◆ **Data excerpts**
# # # #
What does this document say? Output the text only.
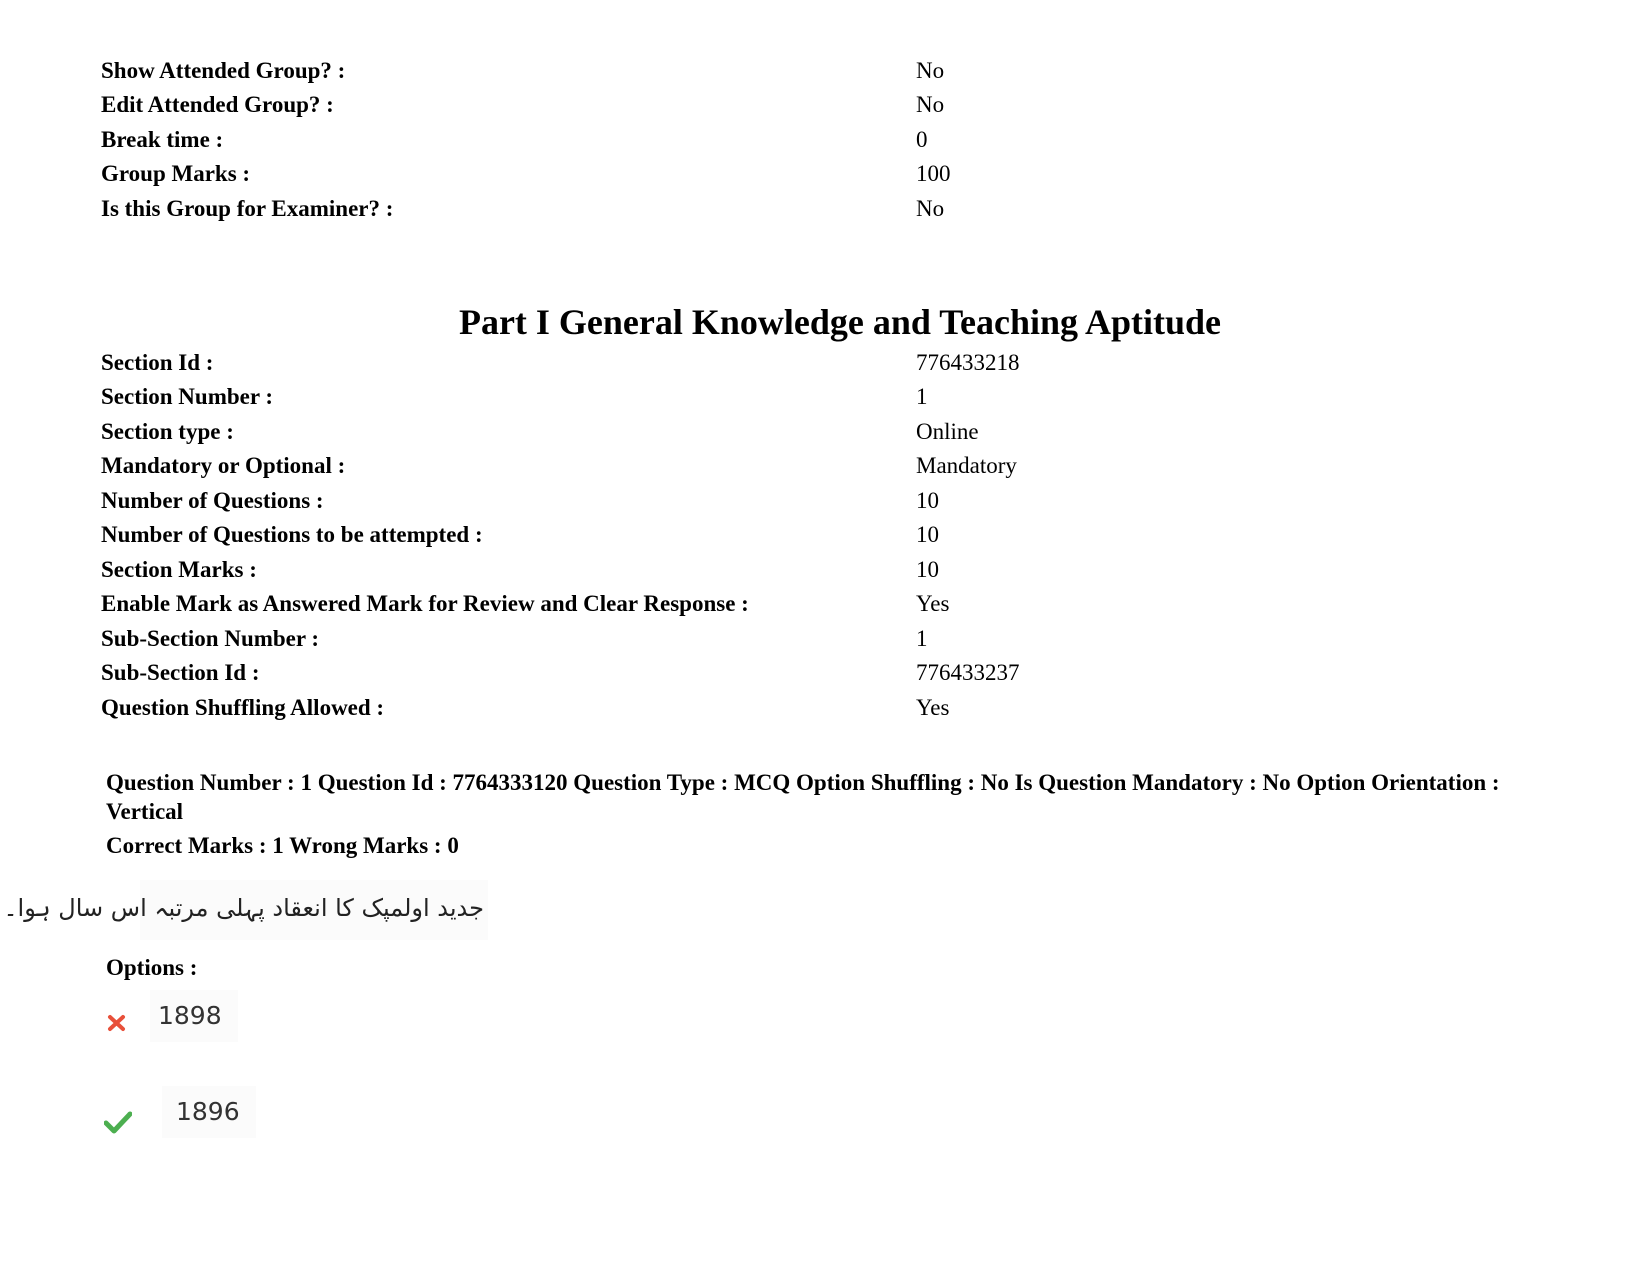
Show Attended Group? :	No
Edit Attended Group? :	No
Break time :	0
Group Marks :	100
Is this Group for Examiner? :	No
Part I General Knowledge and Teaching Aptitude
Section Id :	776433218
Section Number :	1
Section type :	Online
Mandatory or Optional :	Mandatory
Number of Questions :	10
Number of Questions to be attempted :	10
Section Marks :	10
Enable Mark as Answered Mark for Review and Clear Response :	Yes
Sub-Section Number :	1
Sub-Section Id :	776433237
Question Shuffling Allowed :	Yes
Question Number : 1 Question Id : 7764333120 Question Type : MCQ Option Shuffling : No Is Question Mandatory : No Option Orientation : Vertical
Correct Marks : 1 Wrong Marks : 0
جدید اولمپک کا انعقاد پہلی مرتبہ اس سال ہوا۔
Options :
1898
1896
# # # #
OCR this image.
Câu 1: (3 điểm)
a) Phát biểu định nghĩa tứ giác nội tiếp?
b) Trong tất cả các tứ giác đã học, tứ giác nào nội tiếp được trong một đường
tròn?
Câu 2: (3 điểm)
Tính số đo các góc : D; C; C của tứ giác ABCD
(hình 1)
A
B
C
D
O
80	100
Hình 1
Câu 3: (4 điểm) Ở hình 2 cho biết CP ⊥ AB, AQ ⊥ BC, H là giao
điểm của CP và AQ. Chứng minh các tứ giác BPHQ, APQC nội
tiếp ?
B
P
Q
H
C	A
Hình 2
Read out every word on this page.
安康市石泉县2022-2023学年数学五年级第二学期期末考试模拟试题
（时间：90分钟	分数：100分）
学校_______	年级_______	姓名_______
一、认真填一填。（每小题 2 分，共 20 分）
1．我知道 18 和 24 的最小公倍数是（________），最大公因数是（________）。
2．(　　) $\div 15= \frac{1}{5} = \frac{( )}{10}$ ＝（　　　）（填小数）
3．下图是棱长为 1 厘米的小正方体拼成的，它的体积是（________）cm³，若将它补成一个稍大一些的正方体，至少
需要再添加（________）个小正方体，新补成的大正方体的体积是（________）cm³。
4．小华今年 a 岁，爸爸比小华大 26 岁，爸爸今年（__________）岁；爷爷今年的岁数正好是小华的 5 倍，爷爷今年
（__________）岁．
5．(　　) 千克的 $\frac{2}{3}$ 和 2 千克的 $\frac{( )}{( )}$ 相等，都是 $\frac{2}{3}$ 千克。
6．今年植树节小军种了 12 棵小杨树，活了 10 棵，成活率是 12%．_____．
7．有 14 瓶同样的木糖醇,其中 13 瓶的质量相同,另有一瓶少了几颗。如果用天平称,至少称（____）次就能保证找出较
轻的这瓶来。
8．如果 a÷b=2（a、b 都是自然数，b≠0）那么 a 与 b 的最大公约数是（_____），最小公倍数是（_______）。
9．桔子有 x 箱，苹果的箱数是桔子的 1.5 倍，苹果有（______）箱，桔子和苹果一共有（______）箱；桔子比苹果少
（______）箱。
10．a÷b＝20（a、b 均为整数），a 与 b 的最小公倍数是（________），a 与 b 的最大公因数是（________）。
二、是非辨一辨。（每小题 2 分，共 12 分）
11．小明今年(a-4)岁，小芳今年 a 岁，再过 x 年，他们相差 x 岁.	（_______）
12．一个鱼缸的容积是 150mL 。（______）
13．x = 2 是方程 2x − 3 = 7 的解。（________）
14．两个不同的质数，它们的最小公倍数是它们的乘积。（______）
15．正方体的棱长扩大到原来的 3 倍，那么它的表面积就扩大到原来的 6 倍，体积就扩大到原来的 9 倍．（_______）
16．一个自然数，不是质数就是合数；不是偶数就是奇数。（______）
# # # #
◆ **GIVEN INSTRUCTION**
Extract each line from the entries above that contains the string "giác".

◆ **COMPLETED TASK**
a) Phát biểu định nghĩa tứ giác nội tiếp?
b) Trong tất cả các tứ giác đã học, tứ giác nào nội tiếp được trong một đường
Tính số đo các góc : D; C; C của tứ giác ABCD
điểm của CP và AQ. Chứng minh các tứ giác BPHQ, APQC nội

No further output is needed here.